● **Text passage**
Picayune (/ˌpɪkəˈjuːn/ PIK-ə-YOON) is the largest city in Pearl River County, Mississippi, United States. The population was 11,885 at the 2020 census. The city is located approximately 45 mi from New Orleans, Hattiesburg, and Gulfport–Biloxi. The Stennis Space Center is 10 mi away. Picayune is part of the New Orleans–Metairie–Hammond combined statistical area.

==History==
The word "picayune" was the name of a Spanish coin, worth half a real or 1/16 of a Spanish dollar (6.25 cents). Its name derives from the French "picaillon", which is itself from the Provençal "picaioun", the name of an unrelated small copper coin from Savoy. By extension, picayune can mean "trivial" or "of little value".

Picayune was incorporated in 1904, and was named by Eliza Jane Poitevent Nicholson in late 1883 or early 1884. She was the owner and publisher of The Daily Picayune, a newspaper named for the coin.

Dataset items:

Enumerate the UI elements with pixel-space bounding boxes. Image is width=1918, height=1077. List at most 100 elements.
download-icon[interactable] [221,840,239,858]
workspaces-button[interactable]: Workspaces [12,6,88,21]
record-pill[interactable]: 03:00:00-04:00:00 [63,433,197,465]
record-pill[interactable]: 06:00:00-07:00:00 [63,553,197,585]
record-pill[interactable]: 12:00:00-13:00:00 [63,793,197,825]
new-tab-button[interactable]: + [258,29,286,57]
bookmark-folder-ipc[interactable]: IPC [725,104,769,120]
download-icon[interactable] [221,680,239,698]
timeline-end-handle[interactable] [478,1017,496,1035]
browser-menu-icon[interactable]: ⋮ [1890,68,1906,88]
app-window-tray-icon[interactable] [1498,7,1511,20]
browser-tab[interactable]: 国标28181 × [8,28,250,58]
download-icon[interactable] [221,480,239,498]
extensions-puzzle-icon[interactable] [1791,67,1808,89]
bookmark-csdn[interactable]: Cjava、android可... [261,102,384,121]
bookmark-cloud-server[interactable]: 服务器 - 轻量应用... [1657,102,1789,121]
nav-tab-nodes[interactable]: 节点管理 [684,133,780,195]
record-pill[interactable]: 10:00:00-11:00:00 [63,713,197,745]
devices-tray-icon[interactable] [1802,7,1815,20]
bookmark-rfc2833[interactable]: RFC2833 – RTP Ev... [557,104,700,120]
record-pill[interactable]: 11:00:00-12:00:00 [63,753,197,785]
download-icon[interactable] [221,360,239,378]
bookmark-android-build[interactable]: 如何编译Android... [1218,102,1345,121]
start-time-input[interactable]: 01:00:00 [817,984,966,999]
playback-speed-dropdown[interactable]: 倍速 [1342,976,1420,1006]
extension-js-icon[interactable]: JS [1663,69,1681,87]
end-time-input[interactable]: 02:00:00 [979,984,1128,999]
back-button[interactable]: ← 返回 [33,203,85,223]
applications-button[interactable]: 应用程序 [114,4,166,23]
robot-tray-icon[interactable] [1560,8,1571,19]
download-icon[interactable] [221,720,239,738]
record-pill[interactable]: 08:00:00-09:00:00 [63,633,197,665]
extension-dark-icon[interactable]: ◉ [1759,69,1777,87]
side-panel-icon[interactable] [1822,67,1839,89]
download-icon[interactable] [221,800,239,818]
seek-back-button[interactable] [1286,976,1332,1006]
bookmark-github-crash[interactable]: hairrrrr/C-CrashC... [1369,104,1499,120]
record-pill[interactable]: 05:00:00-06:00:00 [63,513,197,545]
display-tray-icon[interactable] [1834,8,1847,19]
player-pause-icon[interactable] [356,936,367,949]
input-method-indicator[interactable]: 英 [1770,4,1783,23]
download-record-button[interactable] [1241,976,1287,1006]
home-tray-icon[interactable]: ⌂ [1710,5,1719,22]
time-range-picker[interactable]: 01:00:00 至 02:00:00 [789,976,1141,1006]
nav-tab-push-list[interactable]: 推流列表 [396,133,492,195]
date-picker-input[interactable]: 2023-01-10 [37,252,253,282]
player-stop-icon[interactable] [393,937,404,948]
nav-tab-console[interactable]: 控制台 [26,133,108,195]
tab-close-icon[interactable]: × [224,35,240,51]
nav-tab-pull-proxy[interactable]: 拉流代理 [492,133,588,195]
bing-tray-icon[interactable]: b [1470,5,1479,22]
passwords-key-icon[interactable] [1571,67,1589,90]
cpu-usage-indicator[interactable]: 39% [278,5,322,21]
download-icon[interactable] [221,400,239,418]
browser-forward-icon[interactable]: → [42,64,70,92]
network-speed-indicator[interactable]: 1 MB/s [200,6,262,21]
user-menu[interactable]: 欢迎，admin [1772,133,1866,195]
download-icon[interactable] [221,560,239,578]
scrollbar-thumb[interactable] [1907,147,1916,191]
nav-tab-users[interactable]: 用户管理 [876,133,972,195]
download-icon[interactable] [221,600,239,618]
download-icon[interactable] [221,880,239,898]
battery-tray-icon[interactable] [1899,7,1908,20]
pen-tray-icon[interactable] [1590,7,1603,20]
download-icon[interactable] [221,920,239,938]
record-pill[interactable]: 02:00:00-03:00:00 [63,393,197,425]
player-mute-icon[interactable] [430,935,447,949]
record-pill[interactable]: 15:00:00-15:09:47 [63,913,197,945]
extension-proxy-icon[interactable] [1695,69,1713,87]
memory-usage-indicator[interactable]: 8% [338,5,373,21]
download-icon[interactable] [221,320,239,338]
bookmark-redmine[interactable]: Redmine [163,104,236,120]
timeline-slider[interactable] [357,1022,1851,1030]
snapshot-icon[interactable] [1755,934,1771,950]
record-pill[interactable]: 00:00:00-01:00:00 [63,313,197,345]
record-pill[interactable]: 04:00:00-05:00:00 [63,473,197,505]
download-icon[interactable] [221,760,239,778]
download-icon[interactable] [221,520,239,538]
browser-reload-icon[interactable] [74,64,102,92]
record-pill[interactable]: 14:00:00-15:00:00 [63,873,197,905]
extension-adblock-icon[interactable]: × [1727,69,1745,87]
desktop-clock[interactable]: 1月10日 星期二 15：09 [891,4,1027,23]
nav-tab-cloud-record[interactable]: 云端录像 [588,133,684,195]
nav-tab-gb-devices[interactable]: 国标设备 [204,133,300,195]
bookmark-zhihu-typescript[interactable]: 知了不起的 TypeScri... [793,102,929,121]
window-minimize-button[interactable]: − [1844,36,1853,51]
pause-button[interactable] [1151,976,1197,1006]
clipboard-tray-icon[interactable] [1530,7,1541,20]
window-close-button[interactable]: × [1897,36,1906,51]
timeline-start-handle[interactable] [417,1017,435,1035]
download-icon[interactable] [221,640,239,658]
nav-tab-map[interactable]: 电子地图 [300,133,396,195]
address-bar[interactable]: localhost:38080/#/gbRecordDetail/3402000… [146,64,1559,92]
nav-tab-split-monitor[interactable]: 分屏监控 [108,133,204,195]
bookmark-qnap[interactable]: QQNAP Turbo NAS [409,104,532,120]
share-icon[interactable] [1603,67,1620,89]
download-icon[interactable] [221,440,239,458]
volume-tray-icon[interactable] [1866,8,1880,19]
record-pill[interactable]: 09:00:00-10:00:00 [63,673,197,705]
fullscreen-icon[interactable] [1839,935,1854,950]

● **Exercise**
From the Picayune passage, write out word for word the part that opens with "Picayune was incorporated" and closes with "for the coin.".

● **Reply**
Picayune was incorporated in 1904, and was named by Eliza Jane Poitevent Nicholson in late 1883 or early 1884. She was the owner and publisher of The Daily Picayune, a newspaper named for the coin.